Set problem | From the listing below, extract each entry exactly as written, minus the images.
-------- Data for processing
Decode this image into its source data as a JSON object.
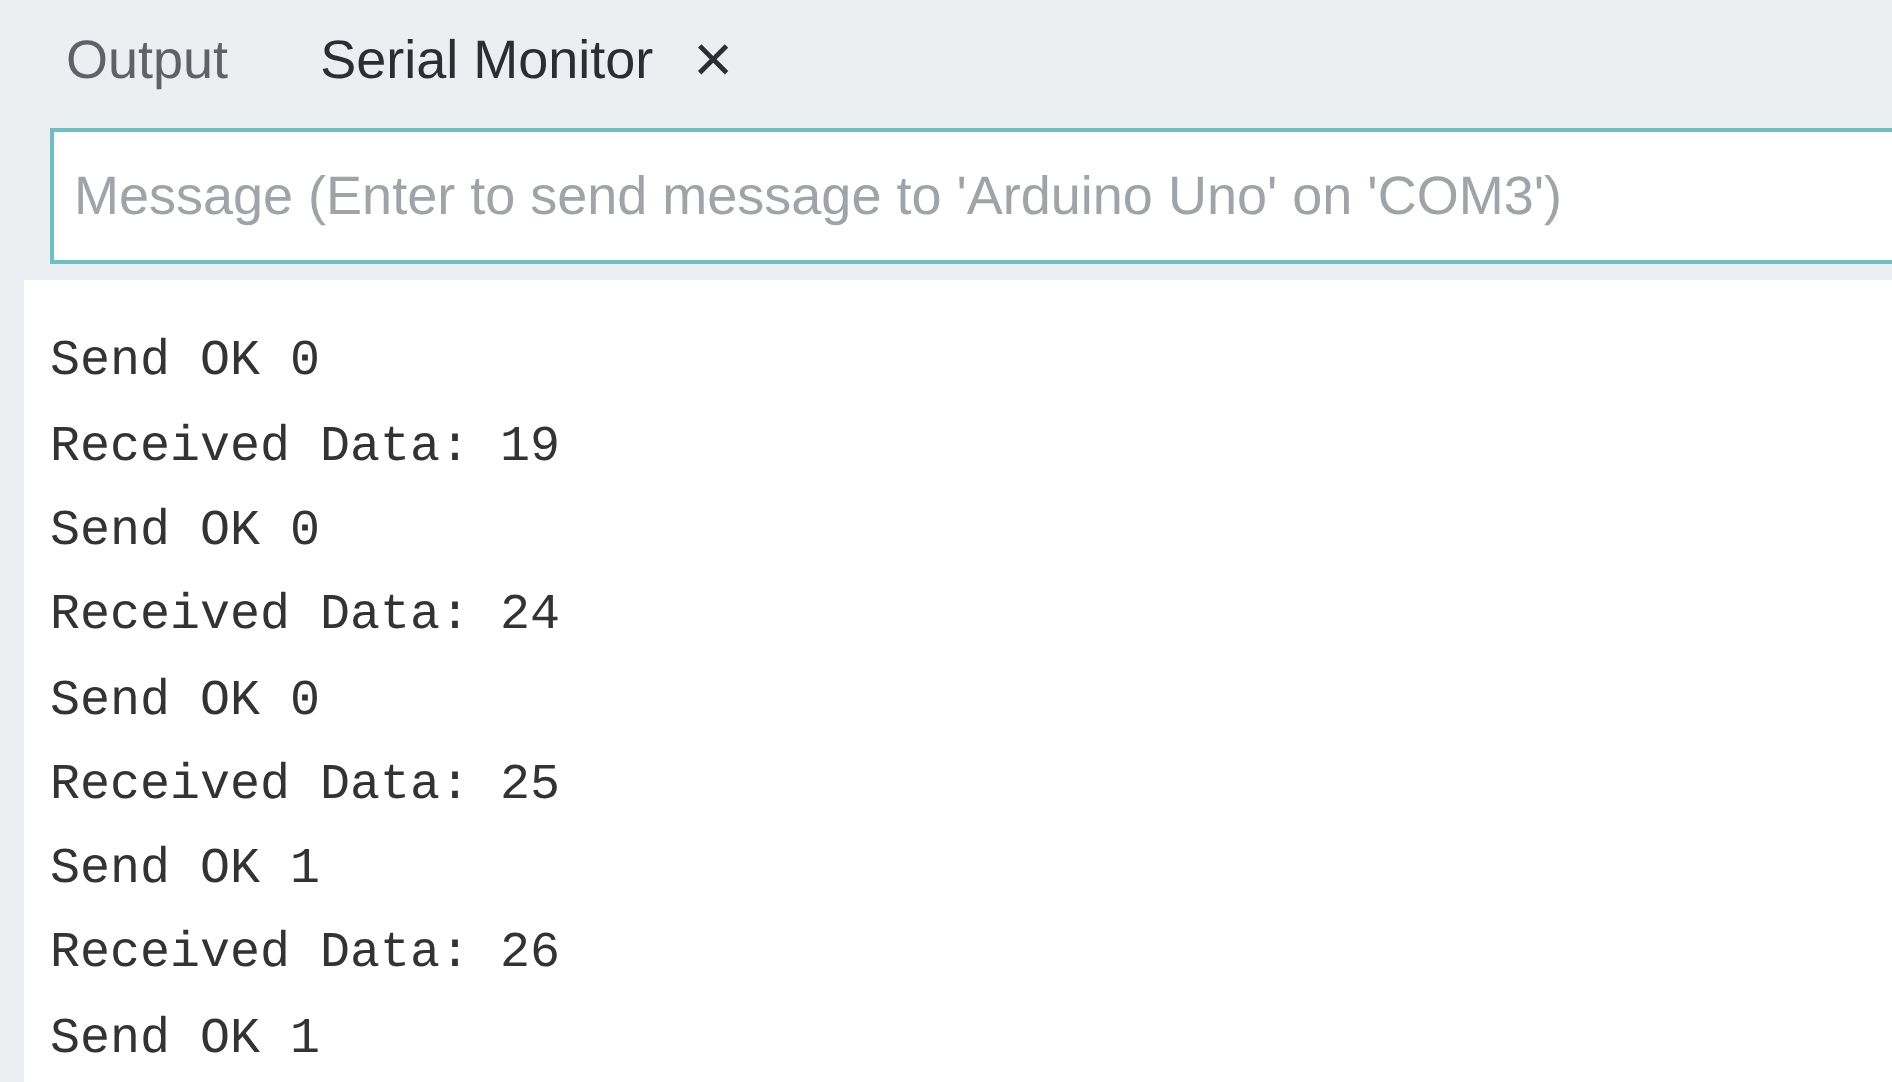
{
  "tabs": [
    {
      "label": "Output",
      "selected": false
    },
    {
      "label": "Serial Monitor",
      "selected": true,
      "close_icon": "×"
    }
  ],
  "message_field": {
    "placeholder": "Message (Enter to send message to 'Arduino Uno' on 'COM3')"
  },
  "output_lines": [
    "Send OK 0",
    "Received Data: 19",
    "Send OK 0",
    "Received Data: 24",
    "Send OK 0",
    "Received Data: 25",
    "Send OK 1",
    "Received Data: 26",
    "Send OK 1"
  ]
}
----------------
Response to the exercise |
Decode this image into its source data as a JSON object.
{
  "tabs": [
    {
      "label": "Output",
      "selected": false
    },
    {
      "label": "Serial Monitor",
      "selected": true,
      "close_icon": "×"
    }
  ],
  "message_field": {
    "placeholder": "Message (Enter to send message to 'Arduino Uno' on 'COM3')"
  },
  "output_lines": [
    "Send OK 0",
    "Received Data: 19",
    "Send OK 0",
    "Received Data: 24",
    "Send OK 0",
    "Received Data: 25",
    "Send OK 1",
    "Received Data: 26",
    "Send OK 1"
  ]
}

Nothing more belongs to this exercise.